> [PROBLEM TO WORK ON]
Wherever the word "password" shows up in a line, please copy that line.

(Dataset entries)
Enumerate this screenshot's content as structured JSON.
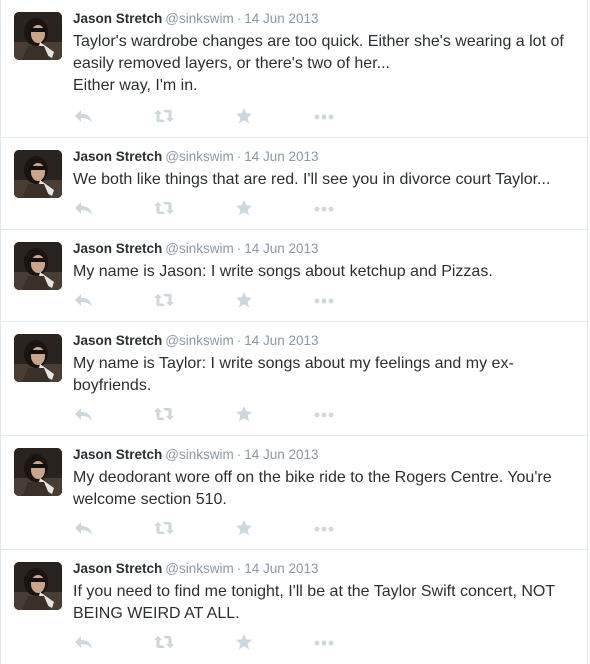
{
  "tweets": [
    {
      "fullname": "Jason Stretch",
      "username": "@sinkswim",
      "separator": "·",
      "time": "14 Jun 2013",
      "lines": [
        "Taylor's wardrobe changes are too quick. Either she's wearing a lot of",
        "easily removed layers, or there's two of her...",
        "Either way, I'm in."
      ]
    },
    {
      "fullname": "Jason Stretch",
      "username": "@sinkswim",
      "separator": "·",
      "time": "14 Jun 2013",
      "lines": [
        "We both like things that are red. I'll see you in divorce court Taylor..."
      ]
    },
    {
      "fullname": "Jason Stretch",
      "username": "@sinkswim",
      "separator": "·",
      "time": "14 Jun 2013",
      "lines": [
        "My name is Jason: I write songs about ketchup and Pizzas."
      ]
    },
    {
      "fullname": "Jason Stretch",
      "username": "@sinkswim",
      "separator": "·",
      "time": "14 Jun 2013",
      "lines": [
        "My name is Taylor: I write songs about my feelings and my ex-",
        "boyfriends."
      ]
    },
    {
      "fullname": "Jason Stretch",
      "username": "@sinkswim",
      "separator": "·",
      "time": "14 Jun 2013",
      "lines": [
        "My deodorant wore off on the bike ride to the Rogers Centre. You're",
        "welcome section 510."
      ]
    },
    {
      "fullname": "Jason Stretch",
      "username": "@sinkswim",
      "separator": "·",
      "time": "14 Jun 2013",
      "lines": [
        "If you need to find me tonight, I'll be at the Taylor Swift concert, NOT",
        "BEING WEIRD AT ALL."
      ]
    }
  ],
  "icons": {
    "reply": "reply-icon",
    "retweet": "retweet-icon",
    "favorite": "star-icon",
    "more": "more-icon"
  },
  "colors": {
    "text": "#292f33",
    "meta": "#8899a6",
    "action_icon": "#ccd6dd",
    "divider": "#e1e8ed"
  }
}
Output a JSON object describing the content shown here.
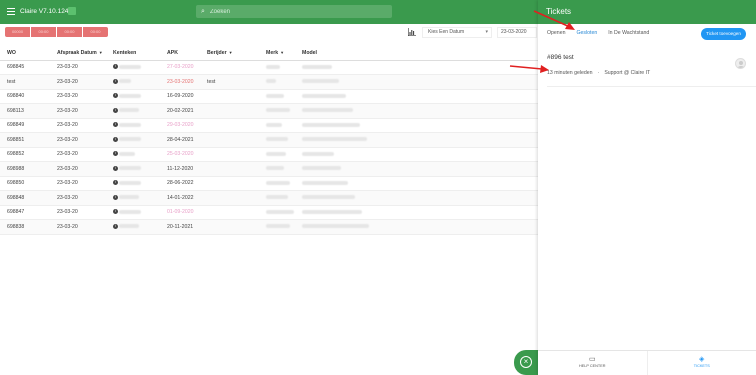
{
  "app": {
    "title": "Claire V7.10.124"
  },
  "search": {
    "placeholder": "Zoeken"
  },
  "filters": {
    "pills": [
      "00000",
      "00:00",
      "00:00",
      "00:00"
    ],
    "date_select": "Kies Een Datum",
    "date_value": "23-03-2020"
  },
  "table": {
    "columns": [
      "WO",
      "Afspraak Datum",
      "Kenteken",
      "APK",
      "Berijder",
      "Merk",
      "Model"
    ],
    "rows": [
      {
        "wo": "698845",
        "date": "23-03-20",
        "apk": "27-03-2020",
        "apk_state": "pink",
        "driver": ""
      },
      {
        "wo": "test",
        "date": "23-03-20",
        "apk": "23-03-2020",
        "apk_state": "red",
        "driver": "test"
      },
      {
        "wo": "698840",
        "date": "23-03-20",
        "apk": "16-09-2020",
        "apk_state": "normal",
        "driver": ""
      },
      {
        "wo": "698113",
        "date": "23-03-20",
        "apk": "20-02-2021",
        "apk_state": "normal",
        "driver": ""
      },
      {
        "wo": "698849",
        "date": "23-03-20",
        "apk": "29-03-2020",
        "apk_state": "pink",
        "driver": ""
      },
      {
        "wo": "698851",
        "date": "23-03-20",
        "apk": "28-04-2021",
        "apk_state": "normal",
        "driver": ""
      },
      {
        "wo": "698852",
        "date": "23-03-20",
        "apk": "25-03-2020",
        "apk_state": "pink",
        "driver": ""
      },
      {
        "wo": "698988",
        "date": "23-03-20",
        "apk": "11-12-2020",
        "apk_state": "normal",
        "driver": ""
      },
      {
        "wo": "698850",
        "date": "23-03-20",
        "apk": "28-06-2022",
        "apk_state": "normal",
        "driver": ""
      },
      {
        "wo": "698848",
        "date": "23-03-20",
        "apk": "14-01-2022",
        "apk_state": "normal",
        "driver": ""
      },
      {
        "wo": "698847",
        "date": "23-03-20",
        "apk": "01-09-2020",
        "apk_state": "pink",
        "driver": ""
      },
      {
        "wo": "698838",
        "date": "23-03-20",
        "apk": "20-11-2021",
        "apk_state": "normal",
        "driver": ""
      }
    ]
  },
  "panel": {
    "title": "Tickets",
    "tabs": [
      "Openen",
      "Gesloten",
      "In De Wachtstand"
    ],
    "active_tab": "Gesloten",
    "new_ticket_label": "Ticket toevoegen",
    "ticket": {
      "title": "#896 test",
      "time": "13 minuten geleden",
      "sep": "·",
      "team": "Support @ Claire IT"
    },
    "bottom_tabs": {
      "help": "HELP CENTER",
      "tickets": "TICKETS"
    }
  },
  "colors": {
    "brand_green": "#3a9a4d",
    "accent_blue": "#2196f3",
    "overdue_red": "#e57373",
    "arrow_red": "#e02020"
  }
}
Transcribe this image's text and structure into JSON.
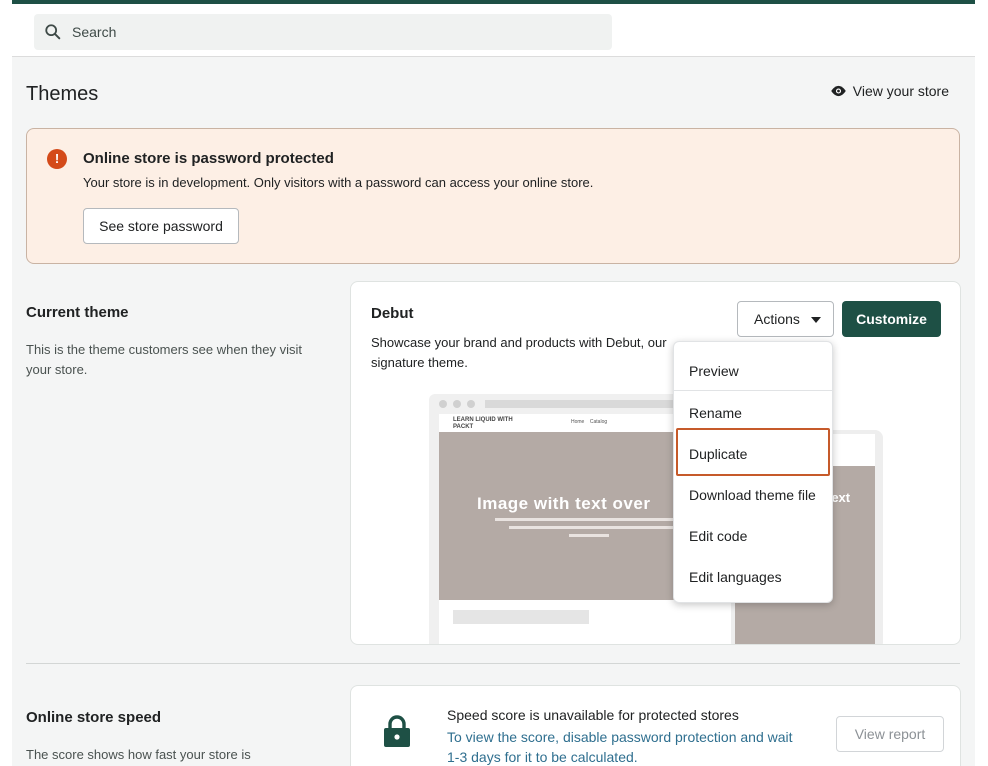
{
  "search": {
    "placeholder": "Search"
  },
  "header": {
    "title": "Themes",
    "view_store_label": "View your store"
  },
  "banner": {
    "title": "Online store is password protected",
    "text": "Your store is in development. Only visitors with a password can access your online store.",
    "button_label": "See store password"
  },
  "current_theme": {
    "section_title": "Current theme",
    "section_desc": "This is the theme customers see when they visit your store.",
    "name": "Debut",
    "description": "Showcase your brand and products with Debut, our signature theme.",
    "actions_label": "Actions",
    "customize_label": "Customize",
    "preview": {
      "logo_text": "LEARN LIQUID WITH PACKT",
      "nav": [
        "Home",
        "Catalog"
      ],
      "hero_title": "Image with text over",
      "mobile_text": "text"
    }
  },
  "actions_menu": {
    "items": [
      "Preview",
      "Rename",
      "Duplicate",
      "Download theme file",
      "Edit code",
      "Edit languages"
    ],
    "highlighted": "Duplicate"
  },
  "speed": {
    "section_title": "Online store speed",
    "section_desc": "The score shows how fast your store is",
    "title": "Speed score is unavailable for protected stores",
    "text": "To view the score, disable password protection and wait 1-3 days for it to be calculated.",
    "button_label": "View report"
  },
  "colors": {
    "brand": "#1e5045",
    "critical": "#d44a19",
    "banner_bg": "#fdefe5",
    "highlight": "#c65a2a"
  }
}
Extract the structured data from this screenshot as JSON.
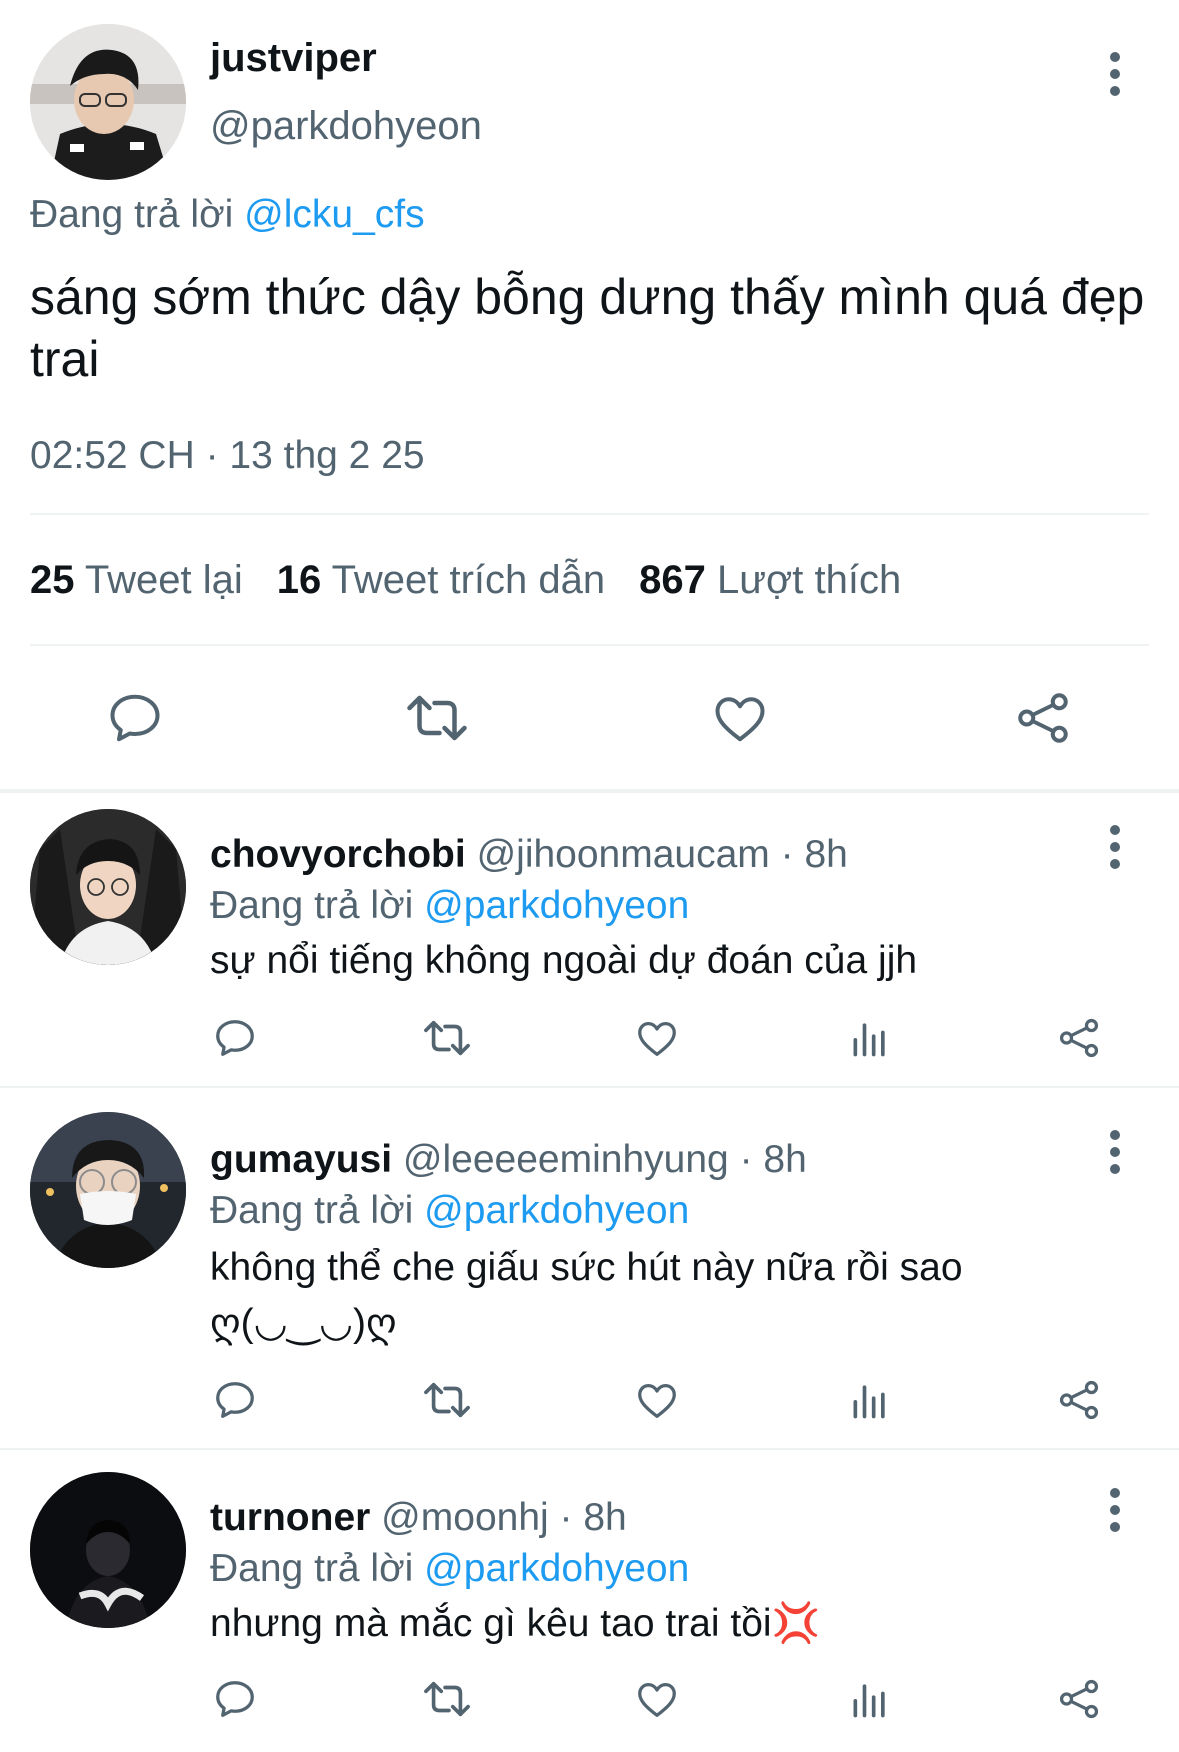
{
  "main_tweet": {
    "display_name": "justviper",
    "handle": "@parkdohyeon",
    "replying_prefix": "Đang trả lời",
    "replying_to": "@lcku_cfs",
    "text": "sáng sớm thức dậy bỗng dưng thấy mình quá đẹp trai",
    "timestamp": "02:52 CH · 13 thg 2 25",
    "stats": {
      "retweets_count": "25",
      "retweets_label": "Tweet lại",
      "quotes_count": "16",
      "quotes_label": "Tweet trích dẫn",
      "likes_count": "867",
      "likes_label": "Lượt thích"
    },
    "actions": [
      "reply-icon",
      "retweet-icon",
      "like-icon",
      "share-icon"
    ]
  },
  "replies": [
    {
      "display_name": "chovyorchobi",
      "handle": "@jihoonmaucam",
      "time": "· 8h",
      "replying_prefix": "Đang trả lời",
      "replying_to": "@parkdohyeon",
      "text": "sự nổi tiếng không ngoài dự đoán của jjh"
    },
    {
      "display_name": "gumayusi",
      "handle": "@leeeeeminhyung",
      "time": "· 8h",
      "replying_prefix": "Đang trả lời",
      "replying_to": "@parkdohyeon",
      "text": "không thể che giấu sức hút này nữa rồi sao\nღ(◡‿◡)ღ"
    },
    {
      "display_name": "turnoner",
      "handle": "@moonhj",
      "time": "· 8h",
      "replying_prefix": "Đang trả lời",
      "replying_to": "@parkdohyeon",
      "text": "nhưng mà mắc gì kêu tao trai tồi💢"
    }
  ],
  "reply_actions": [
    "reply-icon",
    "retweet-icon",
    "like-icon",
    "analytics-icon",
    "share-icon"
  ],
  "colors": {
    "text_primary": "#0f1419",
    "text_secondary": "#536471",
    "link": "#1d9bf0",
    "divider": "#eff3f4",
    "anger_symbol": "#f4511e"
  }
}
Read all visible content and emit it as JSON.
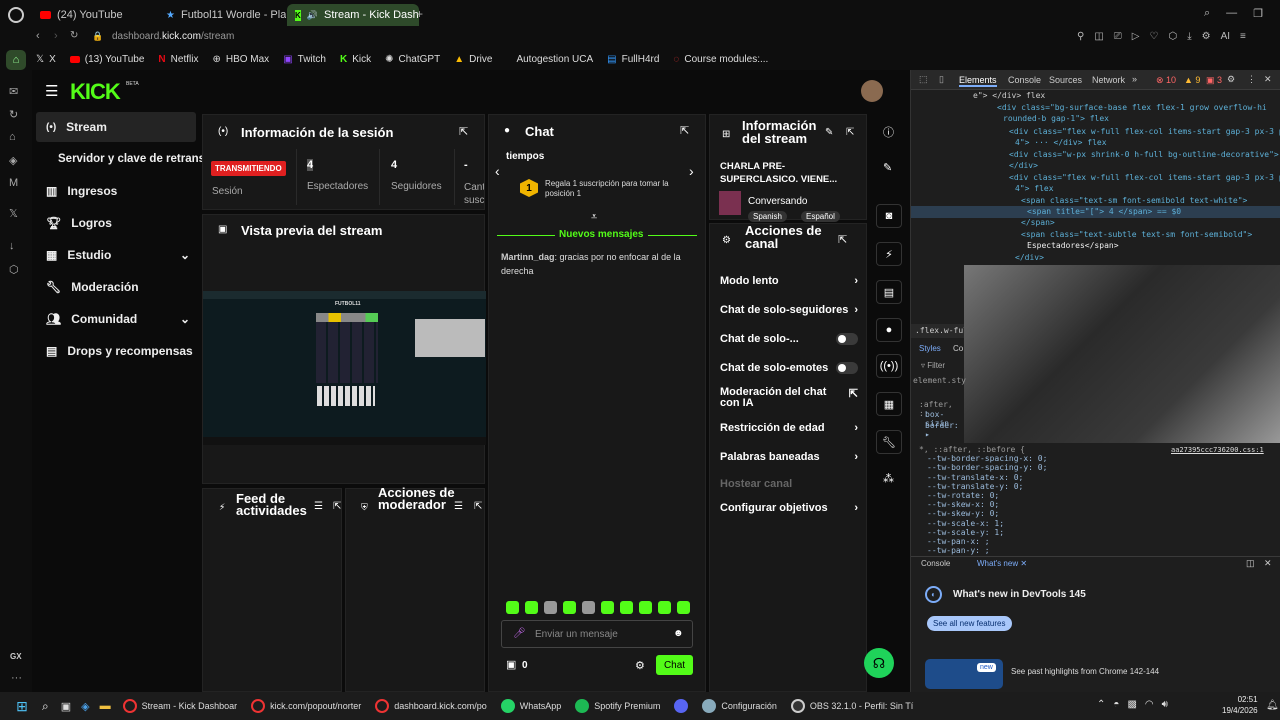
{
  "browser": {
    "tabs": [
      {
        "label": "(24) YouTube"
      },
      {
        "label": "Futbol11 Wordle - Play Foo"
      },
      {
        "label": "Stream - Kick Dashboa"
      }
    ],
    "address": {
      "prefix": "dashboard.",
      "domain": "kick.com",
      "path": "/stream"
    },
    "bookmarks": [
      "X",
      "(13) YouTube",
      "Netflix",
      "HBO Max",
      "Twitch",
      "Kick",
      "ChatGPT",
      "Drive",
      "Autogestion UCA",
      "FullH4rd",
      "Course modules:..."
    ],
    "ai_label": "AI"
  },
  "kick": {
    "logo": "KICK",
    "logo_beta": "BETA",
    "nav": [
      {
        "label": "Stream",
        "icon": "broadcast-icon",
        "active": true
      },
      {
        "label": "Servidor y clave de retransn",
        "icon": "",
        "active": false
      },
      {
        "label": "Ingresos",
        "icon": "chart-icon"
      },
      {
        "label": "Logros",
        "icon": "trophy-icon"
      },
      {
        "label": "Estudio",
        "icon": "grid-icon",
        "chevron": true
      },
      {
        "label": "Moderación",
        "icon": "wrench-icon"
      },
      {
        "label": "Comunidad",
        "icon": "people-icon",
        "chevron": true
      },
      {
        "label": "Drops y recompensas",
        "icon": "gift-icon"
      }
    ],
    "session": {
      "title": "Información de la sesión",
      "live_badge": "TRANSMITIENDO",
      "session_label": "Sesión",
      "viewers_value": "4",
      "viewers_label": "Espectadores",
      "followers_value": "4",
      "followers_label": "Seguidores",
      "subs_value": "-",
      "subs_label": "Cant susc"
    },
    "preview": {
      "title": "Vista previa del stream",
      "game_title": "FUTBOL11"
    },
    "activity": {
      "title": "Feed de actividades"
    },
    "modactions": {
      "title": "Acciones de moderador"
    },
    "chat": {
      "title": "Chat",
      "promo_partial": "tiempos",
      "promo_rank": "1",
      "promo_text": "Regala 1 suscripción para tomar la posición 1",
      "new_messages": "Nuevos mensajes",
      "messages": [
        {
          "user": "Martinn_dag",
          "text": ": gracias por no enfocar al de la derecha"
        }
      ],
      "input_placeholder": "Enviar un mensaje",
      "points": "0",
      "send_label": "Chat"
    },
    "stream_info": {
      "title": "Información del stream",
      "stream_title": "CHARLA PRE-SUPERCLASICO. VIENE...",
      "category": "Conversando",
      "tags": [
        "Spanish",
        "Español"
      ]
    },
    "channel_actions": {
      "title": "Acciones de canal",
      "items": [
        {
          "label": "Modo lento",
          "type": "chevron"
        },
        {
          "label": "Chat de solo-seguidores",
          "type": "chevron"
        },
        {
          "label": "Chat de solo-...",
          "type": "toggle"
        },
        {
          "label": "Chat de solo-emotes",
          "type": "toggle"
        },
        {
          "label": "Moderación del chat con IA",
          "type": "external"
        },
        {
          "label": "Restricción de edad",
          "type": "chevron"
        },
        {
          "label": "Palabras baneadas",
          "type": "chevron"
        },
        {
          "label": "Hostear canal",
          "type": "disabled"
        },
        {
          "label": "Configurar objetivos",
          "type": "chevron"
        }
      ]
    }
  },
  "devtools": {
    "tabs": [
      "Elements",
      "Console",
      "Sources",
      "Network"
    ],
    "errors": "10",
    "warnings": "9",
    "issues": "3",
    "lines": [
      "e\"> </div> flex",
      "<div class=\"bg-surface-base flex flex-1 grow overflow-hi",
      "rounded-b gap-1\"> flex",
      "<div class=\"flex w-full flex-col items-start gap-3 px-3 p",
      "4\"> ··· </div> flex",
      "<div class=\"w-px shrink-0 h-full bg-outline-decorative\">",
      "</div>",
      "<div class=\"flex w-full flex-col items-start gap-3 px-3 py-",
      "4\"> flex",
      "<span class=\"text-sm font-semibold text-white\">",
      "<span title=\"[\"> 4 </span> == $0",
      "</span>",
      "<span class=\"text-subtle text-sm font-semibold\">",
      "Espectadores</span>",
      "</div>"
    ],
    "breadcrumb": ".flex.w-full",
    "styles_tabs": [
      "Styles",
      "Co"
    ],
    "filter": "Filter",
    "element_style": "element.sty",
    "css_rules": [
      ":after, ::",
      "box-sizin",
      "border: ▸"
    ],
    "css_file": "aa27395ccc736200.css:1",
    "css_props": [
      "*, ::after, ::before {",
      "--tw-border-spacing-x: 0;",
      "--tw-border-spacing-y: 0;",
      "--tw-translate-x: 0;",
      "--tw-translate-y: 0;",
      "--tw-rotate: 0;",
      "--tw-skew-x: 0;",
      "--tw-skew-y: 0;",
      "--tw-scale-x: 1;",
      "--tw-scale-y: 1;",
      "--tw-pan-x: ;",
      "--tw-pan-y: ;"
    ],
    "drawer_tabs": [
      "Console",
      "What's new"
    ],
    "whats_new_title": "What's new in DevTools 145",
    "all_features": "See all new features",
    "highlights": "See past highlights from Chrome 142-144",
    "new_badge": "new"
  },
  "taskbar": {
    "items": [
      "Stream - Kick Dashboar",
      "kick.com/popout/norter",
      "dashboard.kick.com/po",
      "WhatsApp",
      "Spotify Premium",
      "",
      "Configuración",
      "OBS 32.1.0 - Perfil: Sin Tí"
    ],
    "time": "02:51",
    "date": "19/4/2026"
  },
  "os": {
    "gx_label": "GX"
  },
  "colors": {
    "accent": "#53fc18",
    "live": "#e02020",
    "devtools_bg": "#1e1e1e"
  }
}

> [SOLUTION BELOW]
    "title": "Online store is password protected",
    "text": "Your store is in development. Only visitors with a password can access your online store.",
    "button_label": "See store password"
    "text": "To view the score, disable password protection and wait 1-3 days for it to be calculated.",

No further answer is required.